==== EXERCISE INPUT

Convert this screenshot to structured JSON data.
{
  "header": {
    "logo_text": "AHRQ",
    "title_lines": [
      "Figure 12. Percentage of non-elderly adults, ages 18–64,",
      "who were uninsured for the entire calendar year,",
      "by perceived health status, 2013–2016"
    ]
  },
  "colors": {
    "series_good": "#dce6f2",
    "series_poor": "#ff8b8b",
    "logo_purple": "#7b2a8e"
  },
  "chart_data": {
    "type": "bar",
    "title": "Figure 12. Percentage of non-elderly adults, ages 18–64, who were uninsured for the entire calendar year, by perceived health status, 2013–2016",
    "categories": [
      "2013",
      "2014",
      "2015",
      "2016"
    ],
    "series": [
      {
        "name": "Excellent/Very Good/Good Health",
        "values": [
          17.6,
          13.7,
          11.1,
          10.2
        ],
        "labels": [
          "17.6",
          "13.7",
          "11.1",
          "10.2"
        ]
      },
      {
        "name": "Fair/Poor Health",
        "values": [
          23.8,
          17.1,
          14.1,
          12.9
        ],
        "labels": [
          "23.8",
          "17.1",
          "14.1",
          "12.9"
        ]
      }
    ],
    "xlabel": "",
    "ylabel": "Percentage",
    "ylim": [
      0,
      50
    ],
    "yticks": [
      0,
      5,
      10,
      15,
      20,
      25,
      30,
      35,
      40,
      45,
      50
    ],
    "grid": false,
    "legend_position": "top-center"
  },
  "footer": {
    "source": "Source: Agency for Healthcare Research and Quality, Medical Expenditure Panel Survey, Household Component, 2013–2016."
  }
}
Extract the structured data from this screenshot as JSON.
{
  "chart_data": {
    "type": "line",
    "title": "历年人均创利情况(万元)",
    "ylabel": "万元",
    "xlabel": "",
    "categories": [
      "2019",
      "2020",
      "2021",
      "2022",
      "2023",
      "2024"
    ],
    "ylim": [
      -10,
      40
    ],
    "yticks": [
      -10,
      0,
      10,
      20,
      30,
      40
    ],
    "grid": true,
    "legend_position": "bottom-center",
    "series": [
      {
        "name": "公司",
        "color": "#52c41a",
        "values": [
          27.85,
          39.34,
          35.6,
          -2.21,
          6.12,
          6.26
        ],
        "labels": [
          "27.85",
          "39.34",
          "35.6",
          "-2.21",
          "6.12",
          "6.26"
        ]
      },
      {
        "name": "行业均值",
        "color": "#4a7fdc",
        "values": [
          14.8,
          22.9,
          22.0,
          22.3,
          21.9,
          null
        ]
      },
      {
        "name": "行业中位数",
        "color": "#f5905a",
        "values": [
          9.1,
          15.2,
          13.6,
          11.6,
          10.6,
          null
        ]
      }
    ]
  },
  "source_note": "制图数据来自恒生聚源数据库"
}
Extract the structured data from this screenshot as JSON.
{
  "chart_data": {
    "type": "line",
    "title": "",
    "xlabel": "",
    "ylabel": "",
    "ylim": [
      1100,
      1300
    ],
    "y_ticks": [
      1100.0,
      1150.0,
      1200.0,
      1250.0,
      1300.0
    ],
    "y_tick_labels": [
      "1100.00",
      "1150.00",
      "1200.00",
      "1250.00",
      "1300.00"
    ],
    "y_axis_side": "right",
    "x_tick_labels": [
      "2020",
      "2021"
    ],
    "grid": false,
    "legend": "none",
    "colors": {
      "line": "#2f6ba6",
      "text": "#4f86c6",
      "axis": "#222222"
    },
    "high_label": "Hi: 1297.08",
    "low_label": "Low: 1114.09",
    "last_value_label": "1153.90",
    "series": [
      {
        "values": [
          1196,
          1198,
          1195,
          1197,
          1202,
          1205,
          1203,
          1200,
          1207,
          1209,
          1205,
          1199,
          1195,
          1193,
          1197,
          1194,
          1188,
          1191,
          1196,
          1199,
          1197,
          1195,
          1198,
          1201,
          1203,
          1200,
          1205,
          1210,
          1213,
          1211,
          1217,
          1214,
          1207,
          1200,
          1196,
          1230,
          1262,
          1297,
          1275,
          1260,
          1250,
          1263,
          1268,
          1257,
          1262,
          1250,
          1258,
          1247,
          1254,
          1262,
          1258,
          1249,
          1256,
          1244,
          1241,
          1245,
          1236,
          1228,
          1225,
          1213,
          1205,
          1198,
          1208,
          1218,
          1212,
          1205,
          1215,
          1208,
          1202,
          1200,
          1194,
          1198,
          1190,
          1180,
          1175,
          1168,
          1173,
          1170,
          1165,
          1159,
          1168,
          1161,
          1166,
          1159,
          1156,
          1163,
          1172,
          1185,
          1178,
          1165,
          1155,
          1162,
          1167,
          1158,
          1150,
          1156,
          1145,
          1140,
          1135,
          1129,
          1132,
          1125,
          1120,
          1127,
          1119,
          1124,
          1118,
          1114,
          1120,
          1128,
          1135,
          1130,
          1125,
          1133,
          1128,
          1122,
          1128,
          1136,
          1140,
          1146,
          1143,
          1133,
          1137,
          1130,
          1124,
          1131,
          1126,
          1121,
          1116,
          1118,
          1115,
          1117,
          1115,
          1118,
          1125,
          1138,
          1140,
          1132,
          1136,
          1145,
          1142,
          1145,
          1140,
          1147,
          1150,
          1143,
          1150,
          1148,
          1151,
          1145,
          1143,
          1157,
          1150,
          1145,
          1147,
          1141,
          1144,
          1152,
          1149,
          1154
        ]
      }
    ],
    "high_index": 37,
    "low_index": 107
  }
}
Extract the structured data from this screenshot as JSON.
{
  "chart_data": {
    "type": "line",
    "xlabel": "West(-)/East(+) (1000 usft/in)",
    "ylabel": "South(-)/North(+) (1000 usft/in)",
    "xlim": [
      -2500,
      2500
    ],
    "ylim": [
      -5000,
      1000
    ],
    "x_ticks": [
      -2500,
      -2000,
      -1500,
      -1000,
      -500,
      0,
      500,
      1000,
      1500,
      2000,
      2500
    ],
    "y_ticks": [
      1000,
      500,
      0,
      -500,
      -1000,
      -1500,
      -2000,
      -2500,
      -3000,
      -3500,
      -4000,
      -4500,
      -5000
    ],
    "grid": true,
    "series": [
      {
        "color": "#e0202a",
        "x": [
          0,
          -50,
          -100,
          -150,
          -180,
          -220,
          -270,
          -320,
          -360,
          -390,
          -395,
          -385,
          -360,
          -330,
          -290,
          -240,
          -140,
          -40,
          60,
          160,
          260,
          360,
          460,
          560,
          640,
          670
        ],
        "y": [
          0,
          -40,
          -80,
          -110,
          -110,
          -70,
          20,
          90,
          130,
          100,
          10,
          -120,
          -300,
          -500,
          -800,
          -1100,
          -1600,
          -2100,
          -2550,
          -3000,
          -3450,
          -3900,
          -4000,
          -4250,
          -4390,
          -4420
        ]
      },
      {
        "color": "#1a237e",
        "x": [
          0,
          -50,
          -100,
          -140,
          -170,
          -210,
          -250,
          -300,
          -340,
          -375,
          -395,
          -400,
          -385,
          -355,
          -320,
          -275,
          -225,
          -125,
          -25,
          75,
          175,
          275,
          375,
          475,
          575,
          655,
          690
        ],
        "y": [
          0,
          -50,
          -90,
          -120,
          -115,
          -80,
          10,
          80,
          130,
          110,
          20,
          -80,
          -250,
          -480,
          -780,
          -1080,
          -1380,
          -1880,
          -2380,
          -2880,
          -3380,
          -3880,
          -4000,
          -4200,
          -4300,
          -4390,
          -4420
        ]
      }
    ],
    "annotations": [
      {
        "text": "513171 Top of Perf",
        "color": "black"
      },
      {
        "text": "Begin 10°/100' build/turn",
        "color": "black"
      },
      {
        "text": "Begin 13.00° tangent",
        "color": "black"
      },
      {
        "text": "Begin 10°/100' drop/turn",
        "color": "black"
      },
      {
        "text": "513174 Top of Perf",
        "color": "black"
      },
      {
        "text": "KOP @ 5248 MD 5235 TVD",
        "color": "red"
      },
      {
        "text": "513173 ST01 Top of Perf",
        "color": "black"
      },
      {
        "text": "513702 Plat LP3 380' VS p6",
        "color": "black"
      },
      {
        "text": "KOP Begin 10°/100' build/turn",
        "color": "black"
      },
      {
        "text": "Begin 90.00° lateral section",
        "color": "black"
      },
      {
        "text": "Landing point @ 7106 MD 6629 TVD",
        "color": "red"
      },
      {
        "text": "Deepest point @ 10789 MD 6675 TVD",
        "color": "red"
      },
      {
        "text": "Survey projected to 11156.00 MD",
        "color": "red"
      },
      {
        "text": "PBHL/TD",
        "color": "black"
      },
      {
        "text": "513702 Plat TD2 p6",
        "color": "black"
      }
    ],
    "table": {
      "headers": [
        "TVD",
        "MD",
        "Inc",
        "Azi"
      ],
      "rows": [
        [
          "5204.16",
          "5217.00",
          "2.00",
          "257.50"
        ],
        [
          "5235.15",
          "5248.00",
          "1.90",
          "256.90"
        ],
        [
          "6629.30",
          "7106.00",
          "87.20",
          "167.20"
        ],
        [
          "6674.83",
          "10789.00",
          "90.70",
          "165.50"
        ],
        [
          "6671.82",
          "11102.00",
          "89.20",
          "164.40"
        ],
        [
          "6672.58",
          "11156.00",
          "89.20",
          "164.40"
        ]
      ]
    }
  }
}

========

## SET PROBLEM
Pick out all the lines with the word "ylabel" in them and copy them.

## SOLUTION FOR THIS EXERCISE
    "ylabel": "Percentage",
    "ylabel": "万元",
    "ylabel": "",
    "ylabel": "South(-)/North(+) (1000 usft/in)",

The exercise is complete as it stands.